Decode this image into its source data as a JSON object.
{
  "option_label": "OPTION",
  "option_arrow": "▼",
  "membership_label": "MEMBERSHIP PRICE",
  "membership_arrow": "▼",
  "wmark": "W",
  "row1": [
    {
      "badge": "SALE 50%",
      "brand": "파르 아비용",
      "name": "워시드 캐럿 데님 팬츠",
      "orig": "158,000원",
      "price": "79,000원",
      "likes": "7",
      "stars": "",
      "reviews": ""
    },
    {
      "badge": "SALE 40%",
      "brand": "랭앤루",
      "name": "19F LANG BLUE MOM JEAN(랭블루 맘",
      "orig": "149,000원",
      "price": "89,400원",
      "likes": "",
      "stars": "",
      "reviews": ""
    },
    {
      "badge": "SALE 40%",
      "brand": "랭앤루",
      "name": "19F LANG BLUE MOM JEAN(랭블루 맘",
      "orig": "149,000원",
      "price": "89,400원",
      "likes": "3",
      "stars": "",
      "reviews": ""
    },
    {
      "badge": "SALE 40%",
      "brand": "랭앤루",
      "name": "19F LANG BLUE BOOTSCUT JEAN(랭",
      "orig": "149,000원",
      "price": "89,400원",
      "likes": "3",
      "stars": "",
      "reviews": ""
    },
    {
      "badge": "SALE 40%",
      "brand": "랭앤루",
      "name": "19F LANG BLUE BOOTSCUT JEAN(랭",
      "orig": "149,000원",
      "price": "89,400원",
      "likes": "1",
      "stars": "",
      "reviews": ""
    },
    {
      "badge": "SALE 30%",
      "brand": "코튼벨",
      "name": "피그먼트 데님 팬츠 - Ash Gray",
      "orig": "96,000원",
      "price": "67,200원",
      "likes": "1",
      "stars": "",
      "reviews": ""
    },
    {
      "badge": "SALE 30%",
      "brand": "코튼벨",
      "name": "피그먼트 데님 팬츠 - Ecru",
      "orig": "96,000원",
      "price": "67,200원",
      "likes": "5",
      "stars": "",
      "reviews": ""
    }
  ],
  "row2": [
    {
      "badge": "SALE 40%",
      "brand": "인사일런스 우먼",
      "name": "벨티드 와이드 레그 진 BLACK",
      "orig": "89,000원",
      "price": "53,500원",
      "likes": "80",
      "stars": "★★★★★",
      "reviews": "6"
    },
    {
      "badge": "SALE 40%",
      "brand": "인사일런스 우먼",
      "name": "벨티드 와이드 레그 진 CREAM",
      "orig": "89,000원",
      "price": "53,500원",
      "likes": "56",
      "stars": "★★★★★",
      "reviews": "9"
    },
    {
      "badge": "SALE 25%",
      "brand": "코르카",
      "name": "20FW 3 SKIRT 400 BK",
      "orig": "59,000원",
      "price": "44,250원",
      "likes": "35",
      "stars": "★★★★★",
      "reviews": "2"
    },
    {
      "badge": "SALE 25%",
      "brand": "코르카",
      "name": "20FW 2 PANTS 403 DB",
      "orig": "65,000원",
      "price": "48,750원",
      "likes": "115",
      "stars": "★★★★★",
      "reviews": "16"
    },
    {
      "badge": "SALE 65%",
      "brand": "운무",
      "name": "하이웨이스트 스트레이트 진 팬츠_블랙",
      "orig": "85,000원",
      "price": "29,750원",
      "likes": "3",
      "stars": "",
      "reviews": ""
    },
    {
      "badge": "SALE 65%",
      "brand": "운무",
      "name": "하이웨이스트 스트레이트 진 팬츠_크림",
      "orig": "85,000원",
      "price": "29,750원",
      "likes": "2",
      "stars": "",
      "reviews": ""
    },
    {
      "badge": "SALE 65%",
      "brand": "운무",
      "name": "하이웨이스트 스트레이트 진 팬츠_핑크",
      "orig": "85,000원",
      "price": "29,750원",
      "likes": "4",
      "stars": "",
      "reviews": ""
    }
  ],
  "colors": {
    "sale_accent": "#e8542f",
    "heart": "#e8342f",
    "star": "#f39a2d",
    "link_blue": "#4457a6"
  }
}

Goal of the exercise
Make an exact copy of the material above.

Response to the task
Decode this image into its source data as a JSON object.
{
  "option_label": "OPTION",
  "option_arrow": "▼",
  "membership_label": "MEMBERSHIP PRICE",
  "membership_arrow": "▼",
  "wmark": "W",
  "row1": [
    {
      "badge": "SALE 50%",
      "brand": "파르 아비용",
      "name": "워시드 캐럿 데님 팬츠",
      "orig": "158,000원",
      "price": "79,000원",
      "likes": "7",
      "stars": "",
      "reviews": ""
    },
    {
      "badge": "SALE 40%",
      "brand": "랭앤루",
      "name": "19F LANG BLUE MOM JEAN(랭블루 맘",
      "orig": "149,000원",
      "price": "89,400원",
      "likes": "",
      "stars": "",
      "reviews": ""
    },
    {
      "badge": "SALE 40%",
      "brand": "랭앤루",
      "name": "19F LANG BLUE MOM JEAN(랭블루 맘",
      "orig": "149,000원",
      "price": "89,400원",
      "likes": "3",
      "stars": "",
      "reviews": ""
    },
    {
      "badge": "SALE 40%",
      "brand": "랭앤루",
      "name": "19F LANG BLUE BOOTSCUT JEAN(랭",
      "orig": "149,000원",
      "price": "89,400원",
      "likes": "3",
      "stars": "",
      "reviews": ""
    },
    {
      "badge": "SALE 40%",
      "brand": "랭앤루",
      "name": "19F LANG BLUE BOOTSCUT JEAN(랭",
      "orig": "149,000원",
      "price": "89,400원",
      "likes": "1",
      "stars": "",
      "reviews": ""
    },
    {
      "badge": "SALE 30%",
      "brand": "코튼벨",
      "name": "피그먼트 데님 팬츠 - Ash Gray",
      "orig": "96,000원",
      "price": "67,200원",
      "likes": "1",
      "stars": "",
      "reviews": ""
    },
    {
      "badge": "SALE 30%",
      "brand": "코튼벨",
      "name": "피그먼트 데님 팬츠 - Ecru",
      "orig": "96,000원",
      "price": "67,200원",
      "likes": "5",
      "stars": "",
      "reviews": ""
    }
  ],
  "row2": [
    {
      "badge": "SALE 40%",
      "brand": "인사일런스 우먼",
      "name": "벨티드 와이드 레그 진 BLACK",
      "orig": "89,000원",
      "price": "53,500원",
      "likes": "80",
      "stars": "★★★★★",
      "reviews": "6"
    },
    {
      "badge": "SALE 40%",
      "brand": "인사일런스 우먼",
      "name": "벨티드 와이드 레그 진 CREAM",
      "orig": "89,000원",
      "price": "53,500원",
      "likes": "56",
      "stars": "★★★★★",
      "reviews": "9"
    },
    {
      "badge": "SALE 25%",
      "brand": "코르카",
      "name": "20FW 3 SKIRT 400 BK",
      "orig": "59,000원",
      "price": "44,250원",
      "likes": "35",
      "stars": "★★★★★",
      "reviews": "2"
    },
    {
      "badge": "SALE 25%",
      "brand": "코르카",
      "name": "20FW 2 PANTS 403 DB",
      "orig": "65,000원",
      "price": "48,750원",
      "likes": "115",
      "stars": "★★★★★",
      "reviews": "16"
    },
    {
      "badge": "SALE 65%",
      "brand": "운무",
      "name": "하이웨이스트 스트레이트 진 팬츠_블랙",
      "orig": "85,000원",
      "price": "29,750원",
      "likes": "3",
      "stars": "",
      "reviews": ""
    },
    {
      "badge": "SALE 65%",
      "brand": "운무",
      "name": "하이웨이스트 스트레이트 진 팬츠_크림",
      "orig": "85,000원",
      "price": "29,750원",
      "likes": "2",
      "stars": "",
      "reviews": ""
    },
    {
      "badge": "SALE 65%",
      "brand": "운무",
      "name": "하이웨이스트 스트레이트 진 팬츠_핑크",
      "orig": "85,000원",
      "price": "29,750원",
      "likes": "4",
      "stars": "",
      "reviews": ""
    }
  ],
  "colors": {
    "sale_accent": "#e8542f",
    "heart": "#e8342f",
    "star": "#f39a2d",
    "link_blue": "#4457a6"
  }
}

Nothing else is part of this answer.